[Collection entries]
/---

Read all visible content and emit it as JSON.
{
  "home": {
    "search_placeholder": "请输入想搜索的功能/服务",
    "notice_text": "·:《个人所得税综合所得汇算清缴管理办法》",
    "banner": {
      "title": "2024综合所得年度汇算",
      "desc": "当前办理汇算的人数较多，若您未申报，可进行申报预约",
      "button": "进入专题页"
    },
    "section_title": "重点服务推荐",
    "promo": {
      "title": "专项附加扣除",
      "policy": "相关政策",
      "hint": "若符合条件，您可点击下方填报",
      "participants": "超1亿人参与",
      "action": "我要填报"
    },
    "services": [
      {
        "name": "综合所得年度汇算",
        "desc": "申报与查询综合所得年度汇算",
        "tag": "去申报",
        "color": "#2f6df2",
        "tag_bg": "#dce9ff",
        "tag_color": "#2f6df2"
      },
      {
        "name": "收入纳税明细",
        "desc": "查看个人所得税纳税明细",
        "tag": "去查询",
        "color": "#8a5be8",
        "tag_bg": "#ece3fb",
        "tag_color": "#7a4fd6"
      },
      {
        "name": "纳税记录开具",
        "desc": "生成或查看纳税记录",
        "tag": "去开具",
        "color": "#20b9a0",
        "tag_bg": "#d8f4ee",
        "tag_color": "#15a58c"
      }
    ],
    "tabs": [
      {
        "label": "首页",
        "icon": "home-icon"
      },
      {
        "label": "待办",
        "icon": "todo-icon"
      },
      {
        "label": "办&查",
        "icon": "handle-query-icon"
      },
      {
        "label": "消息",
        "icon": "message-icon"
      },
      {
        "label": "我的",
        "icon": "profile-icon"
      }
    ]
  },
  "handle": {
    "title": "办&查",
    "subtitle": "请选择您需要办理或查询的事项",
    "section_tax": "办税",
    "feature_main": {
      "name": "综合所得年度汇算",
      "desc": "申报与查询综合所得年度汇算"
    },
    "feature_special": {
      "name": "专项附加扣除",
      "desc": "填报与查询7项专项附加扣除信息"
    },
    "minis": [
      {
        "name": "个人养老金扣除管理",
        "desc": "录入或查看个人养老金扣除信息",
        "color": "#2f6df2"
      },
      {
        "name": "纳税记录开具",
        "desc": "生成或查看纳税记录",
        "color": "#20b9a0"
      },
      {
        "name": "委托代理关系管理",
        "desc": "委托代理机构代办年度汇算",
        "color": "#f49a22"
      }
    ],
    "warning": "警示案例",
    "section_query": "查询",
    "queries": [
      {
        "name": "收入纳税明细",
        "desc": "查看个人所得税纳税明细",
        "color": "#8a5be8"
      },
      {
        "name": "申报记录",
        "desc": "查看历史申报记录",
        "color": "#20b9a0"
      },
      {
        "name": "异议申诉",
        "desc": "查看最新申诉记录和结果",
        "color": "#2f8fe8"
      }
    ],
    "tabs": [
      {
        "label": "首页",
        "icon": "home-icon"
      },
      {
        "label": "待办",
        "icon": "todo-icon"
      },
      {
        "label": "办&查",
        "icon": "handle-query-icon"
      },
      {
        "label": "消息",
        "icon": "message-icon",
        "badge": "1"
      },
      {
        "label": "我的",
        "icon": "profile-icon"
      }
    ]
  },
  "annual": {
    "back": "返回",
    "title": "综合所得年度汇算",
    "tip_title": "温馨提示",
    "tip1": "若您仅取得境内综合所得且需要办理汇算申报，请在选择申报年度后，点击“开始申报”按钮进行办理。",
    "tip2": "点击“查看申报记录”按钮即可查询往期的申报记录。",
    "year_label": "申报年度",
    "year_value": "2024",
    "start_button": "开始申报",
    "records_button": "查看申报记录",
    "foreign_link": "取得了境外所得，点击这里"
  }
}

\---

▸ **Written problem**:
Transcribe every entry word for word.

▸ **Written reply**:
Read all visible content and emit it as JSON.
{
  "home": {
    "search_placeholder": "请输入想搜索的功能/服务",
    "notice_text": "·:《个人所得税综合所得汇算清缴管理办法》",
    "banner": {
      "title": "2024综合所得年度汇算",
      "desc": "当前办理汇算的人数较多，若您未申报，可进行申报预约",
      "button": "进入专题页"
    },
    "section_title": "重点服务推荐",
    "promo": {
      "title": "专项附加扣除",
      "policy": "相关政策",
      "hint": "若符合条件，您可点击下方填报",
      "participants": "超1亿人参与",
      "action": "我要填报"
    },
    "services": [
      {
        "name": "综合所得年度汇算",
        "desc": "申报与查询综合所得年度汇算",
        "tag": "去申报",
        "color": "#2f6df2",
        "tag_bg": "#dce9ff",
        "tag_color": "#2f6df2"
      },
      {
        "name": "收入纳税明细",
        "desc": "查看个人所得税纳税明细",
        "tag": "去查询",
        "color": "#8a5be8",
        "tag_bg": "#ece3fb",
        "tag_color": "#7a4fd6"
      },
      {
        "name": "纳税记录开具",
        "desc": "生成或查看纳税记录",
        "tag": "去开具",
        "color": "#20b9a0",
        "tag_bg": "#d8f4ee",
        "tag_color": "#15a58c"
      }
    ],
    "tabs": [
      {
        "label": "首页",
        "icon": "home-icon"
      },
      {
        "label": "待办",
        "icon": "todo-icon"
      },
      {
        "label": "办&查",
        "icon": "handle-query-icon"
      },
      {
        "label": "消息",
        "icon": "message-icon"
      },
      {
        "label": "我的",
        "icon": "profile-icon"
      }
    ]
  },
  "handle": {
    "title": "办&查",
    "subtitle": "请选择您需要办理或查询的事项",
    "section_tax": "办税",
    "feature_main": {
      "name": "综合所得年度汇算",
      "desc": "申报与查询综合所得年度汇算"
    },
    "feature_special": {
      "name": "专项附加扣除",
      "desc": "填报与查询7项专项附加扣除信息"
    },
    "minis": [
      {
        "name": "个人养老金扣除管理",
        "desc": "录入或查看个人养老金扣除信息",
        "color": "#2f6df2"
      },
      {
        "name": "纳税记录开具",
        "desc": "生成或查看纳税记录",
        "color": "#20b9a0"
      },
      {
        "name": "委托代理关系管理",
        "desc": "委托代理机构代办年度汇算",
        "color": "#f49a22"
      }
    ],
    "warning": "警示案例",
    "section_query": "查询",
    "queries": [
      {
        "name": "收入纳税明细",
        "desc": "查看个人所得税纳税明细",
        "color": "#8a5be8"
      },
      {
        "name": "申报记录",
        "desc": "查看历史申报记录",
        "color": "#20b9a0"
      },
      {
        "name": "异议申诉",
        "desc": "查看最新申诉记录和结果",
        "color": "#2f8fe8"
      }
    ],
    "tabs": [
      {
        "label": "首页",
        "icon": "home-icon"
      },
      {
        "label": "待办",
        "icon": "todo-icon"
      },
      {
        "label": "办&查",
        "icon": "handle-query-icon"
      },
      {
        "label": "消息",
        "icon": "message-icon",
        "badge": "1"
      },
      {
        "label": "我的",
        "icon": "profile-icon"
      }
    ]
  },
  "annual": {
    "back": "返回",
    "title": "综合所得年度汇算",
    "tip_title": "温馨提示",
    "tip1": "若您仅取得境内综合所得且需要办理汇算申报，请在选择申报年度后，点击“开始申报”按钮进行办理。",
    "tip2": "点击“查看申报记录”按钮即可查询往期的申报记录。",
    "year_label": "申报年度",
    "year_value": "2024",
    "start_button": "开始申报",
    "records_button": "查看申报记录",
    "foreign_link": "取得了境外所得，点击这里"
  }
}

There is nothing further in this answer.